START Material to process

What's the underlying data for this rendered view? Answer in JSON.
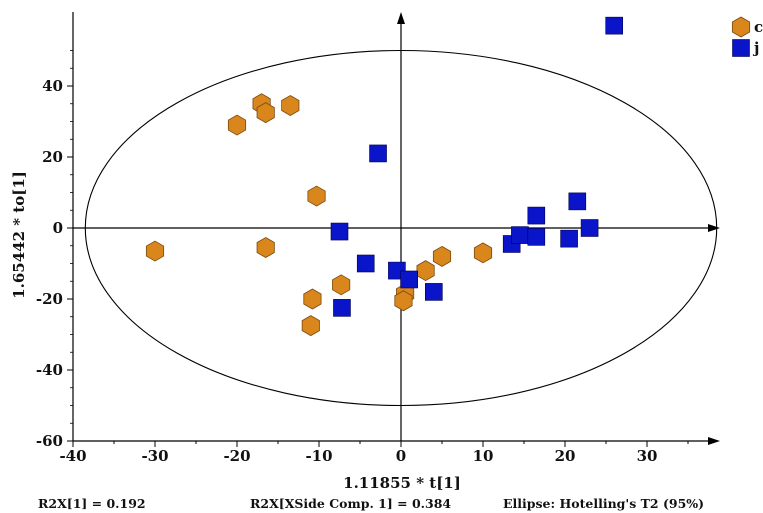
{
  "chart_data": {
    "type": "scatter",
    "title": "",
    "xlabel": "1.11855 * t[1]",
    "ylabel": "1.65442 * to[1]",
    "xlim": [
      -40,
      40
    ],
    "ylim": [
      -60,
      60
    ],
    "xticks": [
      -40,
      -30,
      -20,
      -10,
      0,
      10,
      20,
      30
    ],
    "yticks": [
      -60,
      -40,
      -20,
      0,
      20,
      40
    ],
    "grid": false,
    "legend_position": "top-right",
    "ellipse": {
      "center": [
        0,
        0
      ],
      "semi_axis_x": 38.5,
      "semi_axis_y": 50
    },
    "series": [
      {
        "name": "c",
        "marker": "hexagon",
        "color": "#d9861c",
        "points": [
          [
            -30,
            -6.5
          ],
          [
            -20,
            29
          ],
          [
            -17,
            35
          ],
          [
            -16.5,
            32.5
          ],
          [
            -13.5,
            34.5
          ],
          [
            -16.5,
            -5.5
          ],
          [
            -10.3,
            9
          ],
          [
            -7.3,
            -16
          ],
          [
            -10.8,
            -20
          ],
          [
            -11,
            -27.5
          ],
          [
            0.5,
            -18.5
          ],
          [
            0.3,
            -20.5
          ],
          [
            3,
            -12
          ],
          [
            5,
            -8
          ],
          [
            10,
            -7
          ]
        ]
      },
      {
        "name": "j",
        "marker": "square",
        "color": "#0a14c8",
        "points": [
          [
            -2.8,
            21
          ],
          [
            -7.5,
            -1
          ],
          [
            -4.3,
            -10
          ],
          [
            -7.2,
            -22.5
          ],
          [
            -0.5,
            -12
          ],
          [
            1,
            -14.5
          ],
          [
            4,
            -18
          ],
          [
            13.5,
            -4.5
          ],
          [
            14.5,
            -2
          ],
          [
            16.5,
            3.5
          ],
          [
            16.5,
            -2.5
          ],
          [
            21.5,
            7.5
          ],
          [
            20.5,
            -3
          ],
          [
            23,
            0
          ],
          [
            26,
            57
          ]
        ]
      }
    ]
  },
  "footer": {
    "r2x": "R2X[1] = 0.192",
    "r2x_side": "R2X[XSide Comp. 1] = 0.384",
    "ellipse_note": "Ellipse: Hotelling's T2 (95%)"
  }
}
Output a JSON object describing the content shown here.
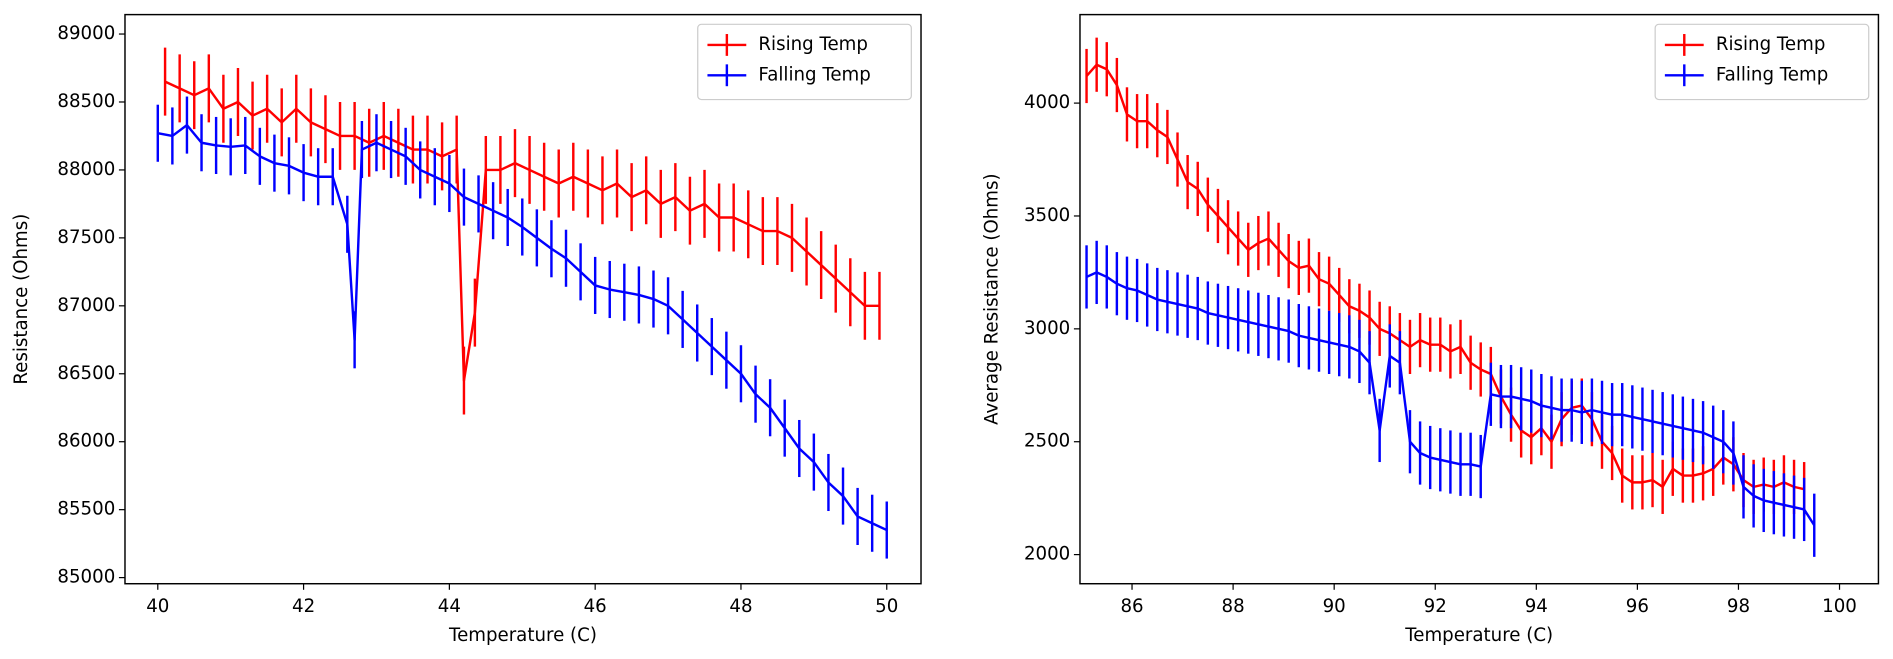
{
  "chart_data": [
    {
      "type": "errorbar_line",
      "xlabel": "Temperature (C)",
      "ylabel": "Resistance (Ohms)",
      "xlim": [
        39.55,
        50.47
      ],
      "ylim": [
        84955,
        89143
      ],
      "xticks": [
        40,
        42,
        44,
        46,
        48,
        50
      ],
      "yticks": [
        85000,
        85500,
        86000,
        86500,
        87000,
        87500,
        88000,
        88500,
        89000
      ],
      "legend": "upper right",
      "series": [
        {
          "name": "Rising Temp",
          "color": "#ff0000",
          "error": 250,
          "x": [
            40.1,
            40.3,
            40.5,
            40.7,
            40.9,
            41.1,
            41.3,
            41.5,
            41.7,
            41.9,
            42.1,
            42.3,
            42.5,
            42.7,
            42.9,
            43.1,
            43.3,
            43.5,
            43.7,
            43.9,
            44.1,
            44.2,
            44.35,
            44.5,
            44.7,
            44.9,
            45.1,
            45.3,
            45.5,
            45.7,
            45.9,
            46.1,
            46.3,
            46.5,
            46.7,
            46.9,
            47.1,
            47.3,
            47.5,
            47.7,
            47.9,
            48.1,
            48.3,
            48.5,
            48.7,
            48.9,
            49.1,
            49.3,
            49.5,
            49.7,
            49.9
          ],
          "values": [
            88650,
            88600,
            88550,
            88600,
            88450,
            88500,
            88400,
            88450,
            88350,
            88450,
            88350,
            88300,
            88250,
            88250,
            88200,
            88250,
            88200,
            88150,
            88150,
            88100,
            88150,
            86450,
            86950,
            88000,
            88000,
            88050,
            88000,
            87950,
            87900,
            87950,
            87900,
            87850,
            87900,
            87800,
            87850,
            87750,
            87800,
            87700,
            87750,
            87650,
            87650,
            87600,
            87550,
            87550,
            87500,
            87400,
            87300,
            87200,
            87100,
            87000,
            87000
          ]
        },
        {
          "name": "Falling Temp",
          "color": "#0000ff",
          "error": 210,
          "x": [
            40.0,
            40.2,
            40.4,
            40.6,
            40.8,
            41.0,
            41.2,
            41.4,
            41.6,
            41.8,
            42.0,
            42.2,
            42.4,
            42.6,
            42.7,
            42.8,
            43.0,
            43.2,
            43.4,
            43.6,
            43.8,
            44.0,
            44.2,
            44.4,
            44.6,
            44.8,
            45.0,
            45.2,
            45.4,
            45.6,
            45.8,
            46.0,
            46.2,
            46.4,
            46.6,
            46.8,
            47.0,
            47.2,
            47.4,
            47.6,
            47.8,
            48.0,
            48.2,
            48.4,
            48.6,
            48.8,
            49.0,
            49.2,
            49.4,
            49.6,
            49.8,
            50.0
          ],
          "values": [
            88270,
            88250,
            88330,
            88200,
            88180,
            88170,
            88180,
            88100,
            88050,
            88030,
            87980,
            87950,
            87950,
            87600,
            86750,
            88150,
            88200,
            88150,
            88100,
            88000,
            87950,
            87900,
            87800,
            87750,
            87700,
            87650,
            87580,
            87500,
            87420,
            87350,
            87250,
            87150,
            87120,
            87100,
            87080,
            87050,
            87000,
            86900,
            86800,
            86700,
            86600,
            86500,
            86350,
            86250,
            86100,
            85950,
            85850,
            85700,
            85600,
            85450,
            85400,
            85350
          ]
        }
      ]
    },
    {
      "type": "errorbar_line",
      "xlabel": "Temperature (C)",
      "ylabel": "Average Resistance (Ohms)",
      "xlim": [
        84.97,
        100.77
      ],
      "ylim": [
        1871,
        4392
      ],
      "xticks": [
        86,
        88,
        90,
        92,
        94,
        96,
        98,
        100
      ],
      "yticks": [
        2000,
        2500,
        3000,
        3500,
        4000
      ],
      "legend": "upper right",
      "series": [
        {
          "name": "Rising Temp",
          "color": "#ff0000",
          "error": 120,
          "x": [
            85.1,
            85.3,
            85.5,
            85.7,
            85.9,
            86.1,
            86.3,
            86.5,
            86.7,
            86.9,
            87.1,
            87.3,
            87.5,
            87.7,
            87.9,
            88.1,
            88.3,
            88.5,
            88.7,
            88.9,
            89.1,
            89.3,
            89.5,
            89.7,
            89.9,
            90.1,
            90.3,
            90.5,
            90.7,
            90.9,
            91.1,
            91.3,
            91.5,
            91.7,
            91.9,
            92.1,
            92.3,
            92.5,
            92.7,
            92.9,
            93.1,
            93.3,
            93.5,
            93.7,
            93.9,
            94.1,
            94.3,
            94.5,
            94.7,
            94.9,
            95.1,
            95.3,
            95.5,
            95.7,
            95.9,
            96.1,
            96.3,
            96.5,
            96.7,
            96.9,
            97.1,
            97.3,
            97.5,
            97.7,
            97.9,
            98.1,
            98.3,
            98.5,
            98.7,
            98.9,
            99.1,
            99.3
          ],
          "values": [
            4120,
            4170,
            4150,
            4080,
            3950,
            3920,
            3920,
            3880,
            3850,
            3750,
            3650,
            3620,
            3550,
            3500,
            3450,
            3400,
            3350,
            3380,
            3400,
            3350,
            3300,
            3270,
            3280,
            3220,
            3200,
            3150,
            3100,
            3080,
            3050,
            3000,
            2980,
            2950,
            2920,
            2950,
            2930,
            2930,
            2900,
            2920,
            2850,
            2820,
            2800,
            2700,
            2620,
            2550,
            2520,
            2560,
            2500,
            2600,
            2650,
            2660,
            2600,
            2500,
            2450,
            2350,
            2320,
            2320,
            2330,
            2300,
            2380,
            2350,
            2350,
            2360,
            2380,
            2430,
            2400,
            2330,
            2300,
            2310,
            2300,
            2320,
            2300,
            2290
          ]
        },
        {
          "name": "Falling Temp",
          "color": "#0000ff",
          "error": 140,
          "x": [
            85.1,
            85.3,
            85.5,
            85.7,
            85.9,
            86.1,
            86.3,
            86.5,
            86.7,
            86.9,
            87.1,
            87.3,
            87.5,
            87.7,
            87.9,
            88.1,
            88.3,
            88.5,
            88.7,
            88.9,
            89.1,
            89.3,
            89.5,
            89.7,
            89.9,
            90.1,
            90.3,
            90.5,
            90.7,
            90.9,
            91.1,
            91.3,
            91.5,
            91.7,
            91.9,
            92.1,
            92.3,
            92.5,
            92.7,
            92.9,
            93.1,
            93.3,
            93.5,
            93.7,
            93.9,
            94.1,
            94.3,
            94.5,
            94.7,
            94.9,
            95.1,
            95.3,
            95.5,
            95.7,
            95.9,
            96.1,
            96.3,
            96.5,
            96.7,
            96.9,
            97.1,
            97.3,
            97.5,
            97.7,
            97.9,
            98.1,
            98.3,
            98.5,
            98.7,
            98.9,
            99.1,
            99.3,
            99.5
          ],
          "values": [
            3230,
            3250,
            3230,
            3200,
            3180,
            3170,
            3150,
            3130,
            3120,
            3110,
            3100,
            3090,
            3070,
            3060,
            3050,
            3040,
            3030,
            3020,
            3010,
            3000,
            2990,
            2970,
            2960,
            2950,
            2940,
            2930,
            2920,
            2900,
            2850,
            2550,
            2880,
            2850,
            2500,
            2450,
            2430,
            2420,
            2410,
            2400,
            2400,
            2390,
            2710,
            2700,
            2700,
            2690,
            2680,
            2660,
            2650,
            2640,
            2640,
            2630,
            2640,
            2630,
            2620,
            2620,
            2610,
            2600,
            2590,
            2580,
            2570,
            2560,
            2550,
            2540,
            2520,
            2500,
            2450,
            2300,
            2260,
            2240,
            2230,
            2220,
            2210,
            2200,
            2130
          ]
        }
      ]
    }
  ]
}
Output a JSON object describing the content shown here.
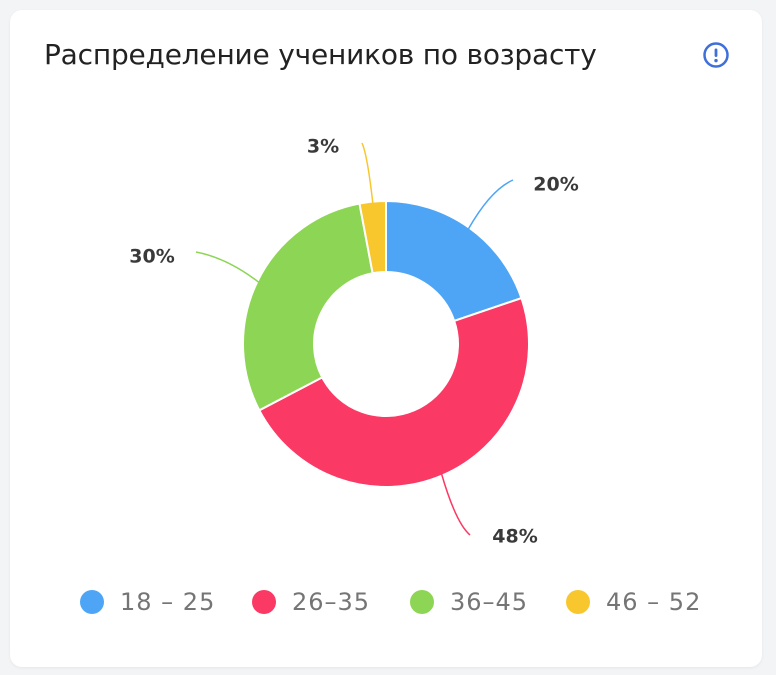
{
  "card": {
    "title": "Распределение учеников по возрасту",
    "info_icon": "exclamation-circle-icon"
  },
  "colors": {
    "accent": "#3f6fd8"
  },
  "chart_data": {
    "type": "pie",
    "donut": true,
    "title": "Распределение учеников по возрасту",
    "categories": [
      "18 – 25",
      "26–35",
      "36–45",
      "46 – 52"
    ],
    "values": [
      20,
      48,
      30,
      3
    ],
    "labels": [
      "20%",
      "48%",
      "30%",
      "3%"
    ],
    "colors": [
      "#4ea5f5",
      "#fa3964",
      "#8dd554",
      "#f8c72e"
    ],
    "legend_position": "bottom"
  }
}
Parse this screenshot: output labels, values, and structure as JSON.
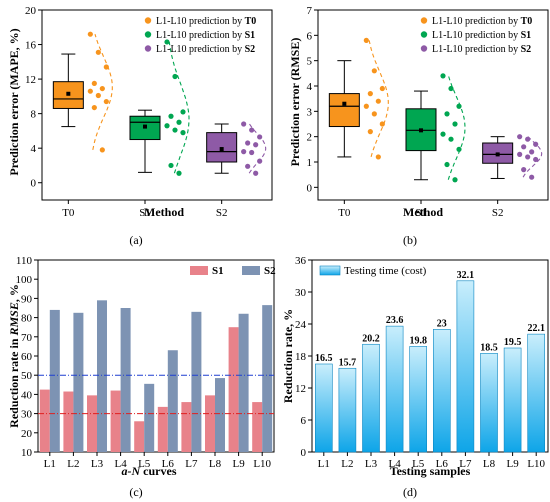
{
  "chart_data": [
    {
      "id": "a",
      "panel_label": "(a)",
      "type": "box",
      "ylabel": "Prediction error (MAPE, %)",
      "xlabel": "Method",
      "ylim": [
        -2,
        20
      ],
      "yticks": [
        0,
        4,
        8,
        12,
        16,
        20
      ],
      "categories": [
        "T0",
        "S1",
        "S2"
      ],
      "colors": [
        "#f7941d",
        "#00a651",
        "#8e5aa6"
      ],
      "legend": [
        {
          "prefix": "L1-L10 prediction by ",
          "bold": "T0"
        },
        {
          "prefix": "L1-L10 prediction by ",
          "bold": "S1"
        },
        {
          "prefix": "L1-L10 prediction by ",
          "bold": "S2"
        }
      ],
      "boxes": [
        {
          "min": 6.5,
          "q1": 8.6,
          "median": 9.7,
          "mean": 10.3,
          "q3": 11.7,
          "max": 14.9
        },
        {
          "min": 1.2,
          "q1": 5.0,
          "median": 7.0,
          "mean": 6.5,
          "q3": 7.7,
          "max": 8.4
        },
        {
          "min": 1.1,
          "q1": 2.4,
          "median": 3.6,
          "mean": 3.9,
          "q3": 5.8,
          "max": 6.8
        }
      ],
      "points": [
        [
          17.2,
          15.1,
          13.4,
          11.5,
          10.9,
          10.6,
          10.1,
          9.4,
          8.7,
          3.8
        ],
        [
          16.3,
          12.3,
          8.2,
          7.7,
          7.0,
          6.6,
          6.1,
          5.8,
          2.0,
          1.1
        ],
        [
          6.8,
          6.1,
          5.3,
          4.6,
          4.4,
          3.6,
          3.5,
          2.5,
          1.9,
          1.1
        ]
      ]
    },
    {
      "id": "b",
      "panel_label": "(b)",
      "type": "box",
      "ylabel": "Prediction error (RMSE)",
      "xlabel": "Method",
      "ylim": [
        -0.5,
        7
      ],
      "yticks": [
        0,
        1,
        2,
        3,
        4,
        5,
        6,
        7
      ],
      "categories": [
        "T0",
        "S1",
        "S2"
      ],
      "colors": [
        "#f7941d",
        "#00a651",
        "#8e5aa6"
      ],
      "legend": [
        {
          "prefix": "L1-L10 prediction by ",
          "bold": "T0"
        },
        {
          "prefix": "L1-L10 prediction by ",
          "bold": "S1"
        },
        {
          "prefix": "L1-L10 prediction by ",
          "bold": "S2"
        }
      ],
      "boxes": [
        {
          "min": 1.2,
          "q1": 2.4,
          "median": 3.2,
          "mean": 3.3,
          "q3": 3.7,
          "max": 5.0
        },
        {
          "min": 0.3,
          "q1": 1.45,
          "median": 2.25,
          "mean": 2.25,
          "q3": 3.1,
          "max": 3.8
        },
        {
          "min": 0.35,
          "q1": 0.95,
          "median": 1.3,
          "mean": 1.3,
          "q3": 1.75,
          "max": 2.0
        }
      ],
      "points": [
        [
          5.8,
          4.6,
          3.9,
          3.7,
          3.4,
          3.2,
          2.9,
          2.5,
          2.2,
          1.2
        ],
        [
          4.4,
          3.9,
          3.2,
          2.9,
          2.5,
          2.1,
          1.9,
          1.5,
          0.9,
          0.3
        ],
        [
          2.0,
          1.9,
          1.7,
          1.6,
          1.4,
          1.3,
          1.2,
          1.1,
          0.7,
          0.4
        ]
      ]
    },
    {
      "id": "c",
      "panel_label": "(c)",
      "type": "bar",
      "ylabel_plain": "Reduction rate in ",
      "ylabel_italic": "RMSE",
      "ylabel_tail": ", %",
      "xlabel_italic": "a-N",
      "xlabel_tail": " curves",
      "ylim": [
        10,
        110
      ],
      "yticks": [
        10,
        20,
        30,
        40,
        50,
        60,
        70,
        80,
        90,
        100,
        110
      ],
      "categories": [
        "L1",
        "L2",
        "L3",
        "L4",
        "L5",
        "L6",
        "L7",
        "L8",
        "L9",
        "L10"
      ],
      "series": [
        {
          "name": "S1",
          "color": "#e8828a",
          "values": [
            42.5,
            41.5,
            39.5,
            42.0,
            26.0,
            33.5,
            36.0,
            39.5,
            75.0,
            36.0
          ]
        },
        {
          "name": "S2",
          "color": "#7d93b3",
          "values": [
            84.0,
            82.5,
            89.0,
            85.0,
            45.5,
            63.0,
            83.0,
            48.5,
            82.0,
            86.5
          ]
        }
      ],
      "reference_lines": [
        {
          "value": 50,
          "color": "#1f3fd1"
        },
        {
          "value": 30,
          "color": "#e01f1f"
        }
      ]
    },
    {
      "id": "d",
      "panel_label": "(d)",
      "type": "bar",
      "ylabel": "Reduction rate, %",
      "xlabel": "Testing samples",
      "ylim": [
        0,
        36
      ],
      "yticks": [
        0,
        6,
        12,
        18,
        24,
        30,
        36
      ],
      "categories": [
        "L1",
        "L2",
        "L3",
        "L4",
        "L5",
        "L6",
        "L7",
        "L8",
        "L9",
        "L10"
      ],
      "values": [
        16.5,
        15.7,
        20.2,
        23.6,
        19.8,
        23,
        32.1,
        18.5,
        19.5,
        22.1
      ],
      "value_labels": [
        "16.5",
        "15.7",
        "20.2",
        "23.6",
        "19.8",
        "23",
        "32.1",
        "18.5",
        "19.5",
        "22.1"
      ],
      "legend": [
        "Testing time (cost)"
      ],
      "color_top": "#c9eefc",
      "color_bottom": "#0ea5e8"
    }
  ]
}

END Material to process

- Your instructions -
Track down every line with the word "RMSE" and copy it.

- Final result -
      "ylabel": "Prediction error (RMSE)",
      "ylabel_italic": "RMSE",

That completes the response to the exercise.